Reproduce the lines below from the one that contains "Extract the structured" through the end, inclusive, and add nothing.

--- WORKING DATA ---

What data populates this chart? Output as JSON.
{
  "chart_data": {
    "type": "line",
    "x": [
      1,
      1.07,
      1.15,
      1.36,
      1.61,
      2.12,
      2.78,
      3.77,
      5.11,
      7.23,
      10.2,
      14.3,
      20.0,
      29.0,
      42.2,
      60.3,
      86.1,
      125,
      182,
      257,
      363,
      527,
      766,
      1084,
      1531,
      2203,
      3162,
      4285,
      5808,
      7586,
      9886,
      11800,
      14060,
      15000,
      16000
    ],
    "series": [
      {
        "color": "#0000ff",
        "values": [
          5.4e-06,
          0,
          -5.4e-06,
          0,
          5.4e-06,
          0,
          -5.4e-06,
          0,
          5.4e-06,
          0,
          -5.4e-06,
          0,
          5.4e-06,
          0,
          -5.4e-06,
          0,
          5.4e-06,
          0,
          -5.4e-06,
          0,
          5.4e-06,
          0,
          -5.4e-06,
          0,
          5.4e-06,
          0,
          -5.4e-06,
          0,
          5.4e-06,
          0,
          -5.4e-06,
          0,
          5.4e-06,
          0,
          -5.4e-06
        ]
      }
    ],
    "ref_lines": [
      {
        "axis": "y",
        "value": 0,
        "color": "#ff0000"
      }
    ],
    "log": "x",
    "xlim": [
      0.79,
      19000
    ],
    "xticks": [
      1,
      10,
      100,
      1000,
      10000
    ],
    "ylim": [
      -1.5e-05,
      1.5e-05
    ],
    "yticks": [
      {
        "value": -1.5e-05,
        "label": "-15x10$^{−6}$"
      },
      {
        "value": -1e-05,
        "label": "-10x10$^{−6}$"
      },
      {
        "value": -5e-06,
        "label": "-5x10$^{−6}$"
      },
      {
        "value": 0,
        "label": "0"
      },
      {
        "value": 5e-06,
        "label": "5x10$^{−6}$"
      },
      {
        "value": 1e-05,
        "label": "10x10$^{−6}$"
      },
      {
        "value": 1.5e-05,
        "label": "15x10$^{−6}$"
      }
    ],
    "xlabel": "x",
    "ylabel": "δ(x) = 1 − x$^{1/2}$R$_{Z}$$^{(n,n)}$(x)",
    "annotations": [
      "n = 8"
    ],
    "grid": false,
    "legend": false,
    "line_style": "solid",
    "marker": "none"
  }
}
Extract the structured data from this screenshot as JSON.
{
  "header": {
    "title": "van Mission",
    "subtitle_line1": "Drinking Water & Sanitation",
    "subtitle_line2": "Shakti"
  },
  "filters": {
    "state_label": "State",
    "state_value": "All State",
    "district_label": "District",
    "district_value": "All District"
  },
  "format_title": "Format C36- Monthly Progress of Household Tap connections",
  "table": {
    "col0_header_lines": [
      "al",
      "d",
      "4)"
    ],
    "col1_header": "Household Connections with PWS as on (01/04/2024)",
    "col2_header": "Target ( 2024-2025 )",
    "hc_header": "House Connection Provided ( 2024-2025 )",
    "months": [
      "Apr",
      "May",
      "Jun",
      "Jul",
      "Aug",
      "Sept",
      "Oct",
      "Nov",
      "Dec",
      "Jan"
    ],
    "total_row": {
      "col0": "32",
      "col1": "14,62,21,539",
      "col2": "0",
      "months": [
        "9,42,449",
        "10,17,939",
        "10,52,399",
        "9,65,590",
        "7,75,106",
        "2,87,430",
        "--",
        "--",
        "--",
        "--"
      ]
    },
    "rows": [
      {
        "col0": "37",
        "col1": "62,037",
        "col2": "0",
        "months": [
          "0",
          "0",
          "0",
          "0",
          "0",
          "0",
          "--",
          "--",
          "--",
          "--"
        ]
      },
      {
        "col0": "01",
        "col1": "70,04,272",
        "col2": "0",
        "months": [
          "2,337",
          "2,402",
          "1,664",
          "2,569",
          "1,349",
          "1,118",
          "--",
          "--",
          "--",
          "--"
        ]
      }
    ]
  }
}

---

— RESULT OF THE TASK —
Extract the structured data from this screenshot as JSON.
{
  "header": {
    "title": "van Mission",
    "subtitle_line1": "Drinking Water & Sanitation",
    "subtitle_line2": "Shakti"
  },
  "filters": {
    "state_label": "State",
    "state_value": "All State",
    "district_label": "District",
    "district_value": "All District"
  },
  "format_title": "Format C36- Monthly Progress of Household Tap connections",
  "table": {
    "col0_header_lines": [
      "al",
      "d",
      "4)"
    ],
    "col1_header": "Household Connections with PWS as on (01/04/2024)",
    "col2_header": "Target ( 2024-2025 )",
    "hc_header": "House Connection Provided ( 2024-2025 )",
    "months": [
      "Apr",
      "May",
      "Jun",
      "Jul",
      "Aug",
      "Sept",
      "Oct",
      "Nov",
      "Dec",
      "Jan"
    ],
    "total_row": {
      "col0": "32",
      "col1": "14,62,21,539",
      "col2": "0",
      "months": [
        "9,42,449",
        "10,17,939",
        "10,52,399",
        "9,65,590",
        "7,75,106",
        "2,87,430",
        "--",
        "--",
        "--",
        "--"
      ]
    },
    "rows": [
      {
        "col0": "37",
        "col1": "62,037",
        "col2": "0",
        "months": [
          "0",
          "0",
          "0",
          "0",
          "0",
          "0",
          "--",
          "--",
          "--",
          "--"
        ]
      },
      {
        "col0": "01",
        "col1": "70,04,272",
        "col2": "0",
        "months": [
          "2,337",
          "2,402",
          "1,664",
          "2,569",
          "1,349",
          "1,118",
          "--",
          "--",
          "--",
          "--"
        ]
      }
    ]
  }
}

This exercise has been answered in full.